[Start Data supplied]

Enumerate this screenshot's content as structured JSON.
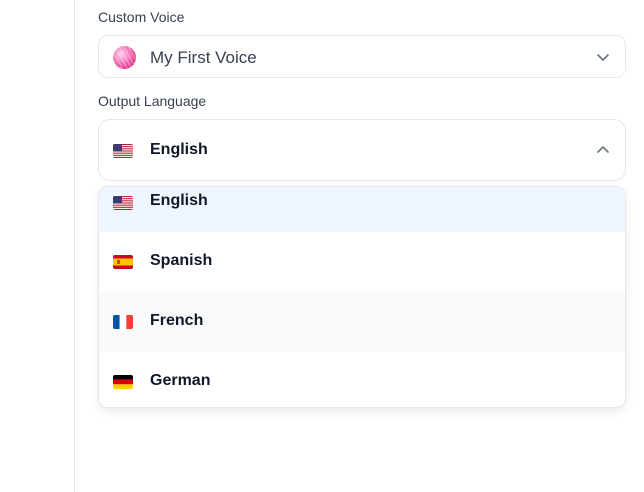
{
  "custom_voice": {
    "label": "Custom Voice",
    "selected": "My First Voice"
  },
  "output_language": {
    "label": "Output Language",
    "selected": "English",
    "selected_flag": "us-flag-icon"
  },
  "language_options": [
    {
      "label": "English",
      "flag": "us-flag-icon"
    },
    {
      "label": "Spanish",
      "flag": "spain-flag-icon"
    },
    {
      "label": "French",
      "flag": "france-flag-icon"
    },
    {
      "label": "German",
      "flag": "germany-flag-icon"
    }
  ],
  "colors": {
    "highlight": "#eff6ff",
    "border": "#e5e7eb",
    "avatar": "#f472b6"
  }
}
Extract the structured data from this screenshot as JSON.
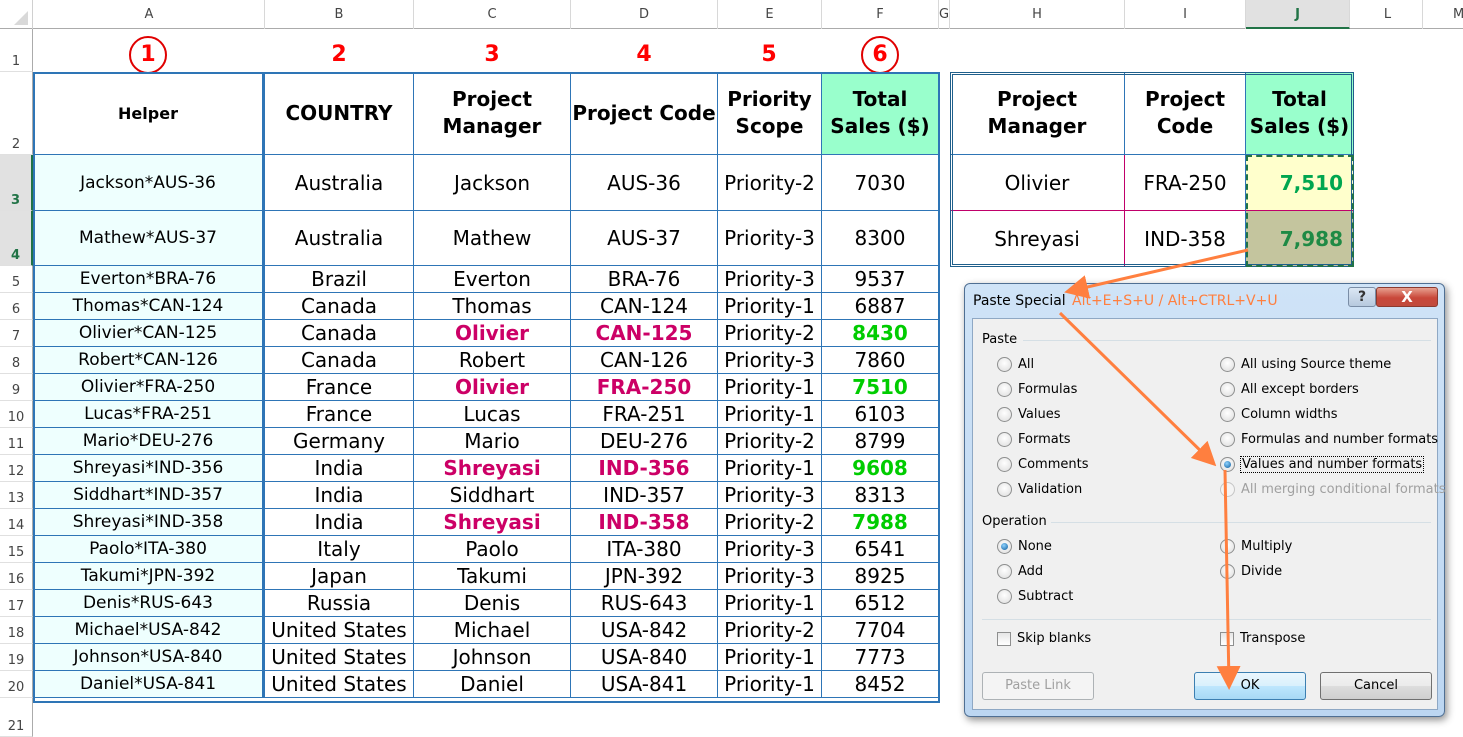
{
  "sheet": {
    "columns": [
      {
        "letter": "A"
      },
      {
        "letter": "B"
      },
      {
        "letter": "C"
      },
      {
        "letter": "D"
      },
      {
        "letter": "E"
      },
      {
        "letter": "F"
      },
      {
        "letter": "G"
      },
      {
        "letter": "H"
      },
      {
        "letter": "I"
      },
      {
        "letter": "J"
      },
      {
        "letter": "L"
      },
      {
        "letter": "M"
      }
    ],
    "selected_column": "J",
    "row_numbers": [
      "1",
      "2",
      "3",
      "4",
      "5",
      "6",
      "7",
      "8",
      "9",
      "10",
      "11",
      "12",
      "13",
      "14",
      "15",
      "16",
      "17",
      "18",
      "19",
      "20",
      "21"
    ],
    "selected_rows": [
      "3",
      "4"
    ],
    "step_labels": [
      "1",
      "2",
      "3",
      "4",
      "5",
      "6"
    ],
    "step_label_color": "#ff0000"
  },
  "main_table": {
    "headers": {
      "helper": "Helper",
      "country": "COUNTRY",
      "manager_line1": "Project",
      "manager_line2": "Manager",
      "code": "Project Code",
      "priority_line1": "Priority",
      "priority_line2": "Scope",
      "total_line1": "Total",
      "total_line2": "Sales ($)"
    },
    "rows": [
      {
        "helper": "Jackson*AUS-36",
        "country": "Australia",
        "manager": "Jackson",
        "code": "AUS-36",
        "priority": "Priority-2",
        "total": "7030",
        "highlight": false
      },
      {
        "helper": "Mathew*AUS-37",
        "country": "Australia",
        "manager": "Mathew",
        "code": "AUS-37",
        "priority": "Priority-3",
        "total": "8300",
        "highlight": false
      },
      {
        "helper": "Everton*BRA-76",
        "country": "Brazil",
        "manager": "Everton",
        "code": "BRA-76",
        "priority": "Priority-3",
        "total": "9537",
        "highlight": false
      },
      {
        "helper": "Thomas*CAN-124",
        "country": "Canada",
        "manager": "Thomas",
        "code": "CAN-124",
        "priority": "Priority-1",
        "total": "6887",
        "highlight": false
      },
      {
        "helper": "Olivier*CAN-125",
        "country": "Canada",
        "manager": "Olivier",
        "code": "CAN-125",
        "priority": "Priority-2",
        "total": "8430",
        "highlight": true
      },
      {
        "helper": "Robert*CAN-126",
        "country": "Canada",
        "manager": "Robert",
        "code": "CAN-126",
        "priority": "Priority-3",
        "total": "7860",
        "highlight": false
      },
      {
        "helper": "Olivier*FRA-250",
        "country": "France",
        "manager": "Olivier",
        "code": "FRA-250",
        "priority": "Priority-1",
        "total": "7510",
        "highlight": true
      },
      {
        "helper": "Lucas*FRA-251",
        "country": "France",
        "manager": "Lucas",
        "code": "FRA-251",
        "priority": "Priority-1",
        "total": "6103",
        "highlight": false
      },
      {
        "helper": "Mario*DEU-276",
        "country": "Germany",
        "manager": "Mario",
        "code": "DEU-276",
        "priority": "Priority-2",
        "total": "8799",
        "highlight": false
      },
      {
        "helper": "Shreyasi*IND-356",
        "country": "India",
        "manager": "Shreyasi",
        "code": "IND-356",
        "priority": "Priority-1",
        "total": "9608",
        "highlight": true
      },
      {
        "helper": "Siddhart*IND-357",
        "country": "India",
        "manager": "Siddhart",
        "code": "IND-357",
        "priority": "Priority-3",
        "total": "8313",
        "highlight": false
      },
      {
        "helper": "Shreyasi*IND-358",
        "country": "India",
        "manager": "Shreyasi",
        "code": "IND-358",
        "priority": "Priority-2",
        "total": "7988",
        "highlight": true
      },
      {
        "helper": "Paolo*ITA-380",
        "country": "Italy",
        "manager": "Paolo",
        "code": "ITA-380",
        "priority": "Priority-3",
        "total": "6541",
        "highlight": false
      },
      {
        "helper": "Takumi*JPN-392",
        "country": "Japan",
        "manager": "Takumi",
        "code": "JPN-392",
        "priority": "Priority-3",
        "total": "8925",
        "highlight": false
      },
      {
        "helper": "Denis*RUS-643",
        "country": "Russia",
        "manager": "Denis",
        "code": "RUS-643",
        "priority": "Priority-1",
        "total": "6512",
        "highlight": false
      },
      {
        "helper": "Michael*USA-842",
        "country": "United States",
        "manager": "Michael",
        "code": "USA-842",
        "priority": "Priority-2",
        "total": "7704",
        "highlight": false
      },
      {
        "helper": "Johnson*USA-840",
        "country": "United States",
        "manager": "Johnson",
        "code": "USA-840",
        "priority": "Priority-1",
        "total": "7773",
        "highlight": false
      },
      {
        "helper": "Daniel*USA-841",
        "country": "United States",
        "manager": "Daniel",
        "code": "USA-841",
        "priority": "Priority-1",
        "total": "8452",
        "highlight": false
      }
    ],
    "colors": {
      "helper_fill": "#eefffe",
      "total_header_fill": "#99ffcc",
      "highlight_text": "#cc0066",
      "highlight_total": "#00cc00",
      "border": "#2e75b6"
    }
  },
  "lookup_table": {
    "headers": {
      "manager_line1": "Project",
      "manager_line2": "Manager",
      "code_line1": "Project",
      "code_line2": "Code",
      "total_line1": "Total",
      "total_line2": "Sales ($)"
    },
    "rows": [
      {
        "manager": "Olivier",
        "code": "FRA-250",
        "total": "7,510"
      },
      {
        "manager": "Shreyasi",
        "code": "IND-358",
        "total": "7,988"
      }
    ],
    "colors": {
      "row1_total_fill": "#ffffcc",
      "row2_total_fill": "#c4c59e",
      "total_text": "#00a650",
      "row_divider": "#c0006a"
    }
  },
  "dialog": {
    "title": "Paste Special",
    "shortcut_annotation": "Alt+E+S+U / Alt+CTRL+V+U",
    "help_label": "?",
    "close_label": "X",
    "paste_group_label": "Paste",
    "paste_options_left": [
      {
        "label": "All",
        "checked": false,
        "disabled": false
      },
      {
        "label": "Formulas",
        "checked": false,
        "disabled": false
      },
      {
        "label": "Values",
        "checked": false,
        "disabled": false
      },
      {
        "label": "Formats",
        "checked": false,
        "disabled": false
      },
      {
        "label": "Comments",
        "checked": false,
        "disabled": false
      },
      {
        "label": "Validation",
        "checked": false,
        "disabled": false
      }
    ],
    "paste_options_right": [
      {
        "label": "All using Source theme",
        "checked": false,
        "disabled": false
      },
      {
        "label": "All except borders",
        "checked": false,
        "disabled": false
      },
      {
        "label": "Column widths",
        "checked": false,
        "disabled": false
      },
      {
        "label": "Formulas and number formats",
        "checked": false,
        "disabled": false
      },
      {
        "label": "Values and number formats",
        "checked": true,
        "disabled": false
      },
      {
        "label": "All merging conditional formats",
        "checked": false,
        "disabled": true
      }
    ],
    "operation_group_label": "Operation",
    "operation_options_left": [
      {
        "label": "None",
        "checked": true
      },
      {
        "label": "Add",
        "checked": false
      },
      {
        "label": "Subtract",
        "checked": false
      }
    ],
    "operation_options_right": [
      {
        "label": "Multiply",
        "checked": false
      },
      {
        "label": "Divide",
        "checked": false
      }
    ],
    "skip_blanks_label": "Skip blanks",
    "skip_blanks_checked": false,
    "transpose_label": "Transpose",
    "transpose_checked": false,
    "paste_link_label": "Paste Link",
    "ok_label": "OK",
    "cancel_label": "Cancel",
    "annotation_color": "#ff7f3f"
  }
}
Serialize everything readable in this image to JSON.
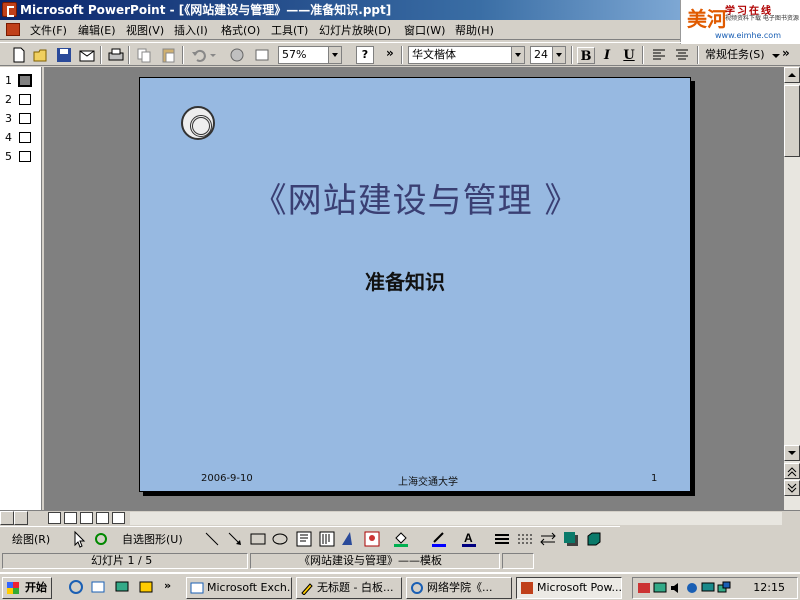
{
  "window": {
    "title": "Microsoft PowerPoint - [《网站建设与管理》——准备知识.ppt]"
  },
  "brand": {
    "logo": "美河",
    "tag": "学习在线",
    "tag2": "视频资料下载 电子图书资源",
    "url": "www.eimhe.com"
  },
  "menu": {
    "items": [
      "文件(F)",
      "编辑(E)",
      "视图(V)",
      "插入(I)",
      "格式(O)",
      "工具(T)",
      "幻灯片放映(D)",
      "窗口(W)",
      "帮助(H)"
    ]
  },
  "toolbar": {
    "zoom": "57%",
    "font": "华文楷体",
    "font_size": "24",
    "bold": "B",
    "italic": "I",
    "underline": "U",
    "tasks": "常规任务(S)",
    "more": "»"
  },
  "slides_pane": {
    "numbers": [
      "1",
      "2",
      "3",
      "4",
      "5"
    ],
    "selected_index": 0
  },
  "slide": {
    "title": "《网站建设与管理 》",
    "subtitle": "准备知识",
    "date": "2006-9-10",
    "org": "上海交通大学",
    "page": "1"
  },
  "drawing": {
    "draw_label": "绘图(R)",
    "autoshapes_label": "自选图形(U)"
  },
  "status": {
    "slide_info": "幻灯片 1 / 5",
    "template": "《网站建设与管理》——模板"
  },
  "taskbar": {
    "start": "开始",
    "tasks": [
      {
        "label": "Microsoft Exch...",
        "active": false
      },
      {
        "label": "无标题 - 白板...",
        "active": false
      },
      {
        "label": "网络学院《...",
        "active": false
      },
      {
        "label": "Microsoft Pow...",
        "active": true
      }
    ],
    "clock": "12:15"
  },
  "colors": {
    "slide_bg": "#97b9e1",
    "title_color": "#3a3f73",
    "titlebar": "#0a246a"
  }
}
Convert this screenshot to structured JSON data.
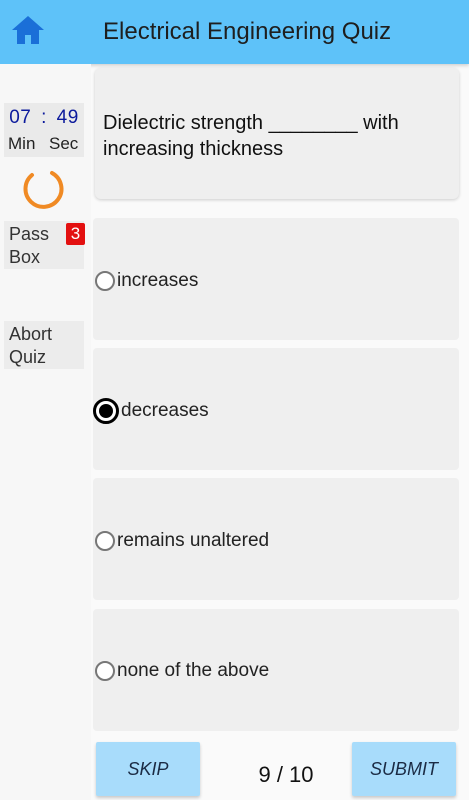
{
  "header": {
    "title": "Electrical Engineering Quiz",
    "home_icon": "home-icon",
    "accent": "#5ec2f9",
    "icon_color": "#1a6fd8"
  },
  "sidebar": {
    "timer": {
      "minutes": "07",
      "separator": ":",
      "seconds": "49",
      "min_label": "Min",
      "sec_label": "Sec"
    },
    "spinner_color": "#f08a24",
    "pass_box": {
      "line1": "Pass",
      "line2": "Box",
      "count": "3"
    },
    "abort": {
      "line1": "Abort",
      "line2": "Quiz"
    }
  },
  "question": {
    "text": "Dielectric strength ________ with increasing thickness"
  },
  "options": [
    {
      "label": "increases",
      "selected": false
    },
    {
      "label": "decreases",
      "selected": true
    },
    {
      "label": "remains unaltered",
      "selected": false
    },
    {
      "label": "none of the above",
      "selected": false
    }
  ],
  "footer": {
    "skip_label": "SKIP",
    "submit_label": "SUBMIT",
    "progress": "9 / 10"
  }
}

[End Data supplied]

Restate word for word the lines above that start at the line containing "Convert this screenshot" and run to the end of the listing; exclude the pictures.

* [The completed task]
Convert this screenshot to structured JSON data.
{
  "header": {
    "title": "Electrical Engineering Quiz",
    "home_icon": "home-icon",
    "accent": "#5ec2f9",
    "icon_color": "#1a6fd8"
  },
  "sidebar": {
    "timer": {
      "minutes": "07",
      "separator": ":",
      "seconds": "49",
      "min_label": "Min",
      "sec_label": "Sec"
    },
    "spinner_color": "#f08a24",
    "pass_box": {
      "line1": "Pass",
      "line2": "Box",
      "count": "3"
    },
    "abort": {
      "line1": "Abort",
      "line2": "Quiz"
    }
  },
  "question": {
    "text": "Dielectric strength ________ with increasing thickness"
  },
  "options": [
    {
      "label": "increases",
      "selected": false
    },
    {
      "label": "decreases",
      "selected": true
    },
    {
      "label": "remains unaltered",
      "selected": false
    },
    {
      "label": "none of the above",
      "selected": false
    }
  ],
  "footer": {
    "skip_label": "SKIP",
    "submit_label": "SUBMIT",
    "progress": "9 / 10"
  }
}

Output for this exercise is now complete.